▶ **Your instructions**
Identify every line containing the word "由题意得" and reproduce each one.

▶ **Record excerpts**
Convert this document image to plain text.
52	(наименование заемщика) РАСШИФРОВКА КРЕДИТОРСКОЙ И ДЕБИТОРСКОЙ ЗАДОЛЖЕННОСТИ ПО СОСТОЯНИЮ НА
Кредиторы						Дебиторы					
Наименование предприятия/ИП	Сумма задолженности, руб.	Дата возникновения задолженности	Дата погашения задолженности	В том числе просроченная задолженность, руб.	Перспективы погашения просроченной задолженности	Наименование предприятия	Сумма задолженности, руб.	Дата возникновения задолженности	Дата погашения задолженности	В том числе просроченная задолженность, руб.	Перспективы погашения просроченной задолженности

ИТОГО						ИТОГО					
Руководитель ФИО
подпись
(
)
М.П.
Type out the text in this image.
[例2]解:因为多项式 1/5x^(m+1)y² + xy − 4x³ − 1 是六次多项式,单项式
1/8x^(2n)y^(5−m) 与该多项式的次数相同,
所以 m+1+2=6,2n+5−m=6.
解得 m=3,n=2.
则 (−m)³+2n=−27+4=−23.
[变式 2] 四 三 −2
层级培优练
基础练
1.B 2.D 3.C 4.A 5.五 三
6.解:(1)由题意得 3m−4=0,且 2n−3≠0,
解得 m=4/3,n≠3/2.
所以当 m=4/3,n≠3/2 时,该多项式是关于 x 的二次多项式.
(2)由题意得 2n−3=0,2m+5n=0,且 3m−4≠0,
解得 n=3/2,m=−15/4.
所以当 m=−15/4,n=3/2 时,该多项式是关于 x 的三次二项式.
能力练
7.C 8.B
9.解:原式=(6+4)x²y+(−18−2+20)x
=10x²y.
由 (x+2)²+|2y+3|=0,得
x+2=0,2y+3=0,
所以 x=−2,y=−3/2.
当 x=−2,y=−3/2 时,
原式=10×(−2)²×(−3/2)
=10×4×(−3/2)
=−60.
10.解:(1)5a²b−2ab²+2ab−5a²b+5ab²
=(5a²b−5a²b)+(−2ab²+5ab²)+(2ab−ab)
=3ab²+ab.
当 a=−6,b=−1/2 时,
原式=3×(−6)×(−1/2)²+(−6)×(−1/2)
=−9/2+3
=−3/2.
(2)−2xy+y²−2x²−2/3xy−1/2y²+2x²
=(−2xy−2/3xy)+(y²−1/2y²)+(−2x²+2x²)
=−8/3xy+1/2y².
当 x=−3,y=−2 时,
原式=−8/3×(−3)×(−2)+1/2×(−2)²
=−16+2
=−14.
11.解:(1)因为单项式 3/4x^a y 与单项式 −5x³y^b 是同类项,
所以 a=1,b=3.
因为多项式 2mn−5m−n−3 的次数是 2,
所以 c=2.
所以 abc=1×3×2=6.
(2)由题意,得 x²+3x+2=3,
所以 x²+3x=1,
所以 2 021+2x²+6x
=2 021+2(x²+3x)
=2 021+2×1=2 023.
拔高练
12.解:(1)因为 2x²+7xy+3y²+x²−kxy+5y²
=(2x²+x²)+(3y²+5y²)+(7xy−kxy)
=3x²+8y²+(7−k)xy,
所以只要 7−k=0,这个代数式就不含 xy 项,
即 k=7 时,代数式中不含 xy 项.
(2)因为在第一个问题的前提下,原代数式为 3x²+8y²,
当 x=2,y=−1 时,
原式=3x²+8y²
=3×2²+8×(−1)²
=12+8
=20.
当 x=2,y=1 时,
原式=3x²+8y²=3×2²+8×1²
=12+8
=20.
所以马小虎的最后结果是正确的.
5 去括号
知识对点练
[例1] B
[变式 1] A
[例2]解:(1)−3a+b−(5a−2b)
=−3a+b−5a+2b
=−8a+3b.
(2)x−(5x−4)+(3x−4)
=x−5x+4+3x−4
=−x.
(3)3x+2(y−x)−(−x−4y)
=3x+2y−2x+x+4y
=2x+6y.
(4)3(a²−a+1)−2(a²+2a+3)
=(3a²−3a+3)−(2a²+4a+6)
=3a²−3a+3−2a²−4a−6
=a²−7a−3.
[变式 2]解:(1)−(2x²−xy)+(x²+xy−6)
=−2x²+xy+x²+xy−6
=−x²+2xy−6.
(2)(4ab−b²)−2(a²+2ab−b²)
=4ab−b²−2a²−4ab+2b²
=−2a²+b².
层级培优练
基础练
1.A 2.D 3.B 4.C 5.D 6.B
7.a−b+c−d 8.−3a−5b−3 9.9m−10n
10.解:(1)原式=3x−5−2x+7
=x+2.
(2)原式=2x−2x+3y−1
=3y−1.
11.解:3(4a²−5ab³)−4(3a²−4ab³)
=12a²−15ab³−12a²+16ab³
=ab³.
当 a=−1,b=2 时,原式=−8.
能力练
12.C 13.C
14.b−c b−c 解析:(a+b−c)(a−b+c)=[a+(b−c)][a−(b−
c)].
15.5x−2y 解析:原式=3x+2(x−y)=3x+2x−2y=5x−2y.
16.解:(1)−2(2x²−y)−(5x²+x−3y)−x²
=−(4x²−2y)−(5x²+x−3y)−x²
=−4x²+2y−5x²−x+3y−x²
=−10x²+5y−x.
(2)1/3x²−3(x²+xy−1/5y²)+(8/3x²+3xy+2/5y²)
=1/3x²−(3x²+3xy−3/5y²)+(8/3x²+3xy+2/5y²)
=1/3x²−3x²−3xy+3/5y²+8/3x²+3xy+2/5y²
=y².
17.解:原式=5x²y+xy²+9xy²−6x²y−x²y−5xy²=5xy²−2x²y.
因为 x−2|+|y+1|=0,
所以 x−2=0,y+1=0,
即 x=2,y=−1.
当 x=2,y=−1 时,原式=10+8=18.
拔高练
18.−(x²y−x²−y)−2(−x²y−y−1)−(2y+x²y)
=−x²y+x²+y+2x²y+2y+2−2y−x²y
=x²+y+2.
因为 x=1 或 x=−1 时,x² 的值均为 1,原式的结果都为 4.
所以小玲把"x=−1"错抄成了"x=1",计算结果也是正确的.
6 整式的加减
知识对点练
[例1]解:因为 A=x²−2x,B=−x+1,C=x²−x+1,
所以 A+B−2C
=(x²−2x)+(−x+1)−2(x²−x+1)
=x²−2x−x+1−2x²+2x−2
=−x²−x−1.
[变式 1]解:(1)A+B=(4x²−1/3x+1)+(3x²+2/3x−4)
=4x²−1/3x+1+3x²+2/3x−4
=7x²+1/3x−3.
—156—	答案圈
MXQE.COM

▶ **Result of this task**
6.解:(1)由题意得 3m−4=0,且 2n−3≠0,
(2)由题意得 2n−3=0,2m+5n=0,且 3m−4≠0,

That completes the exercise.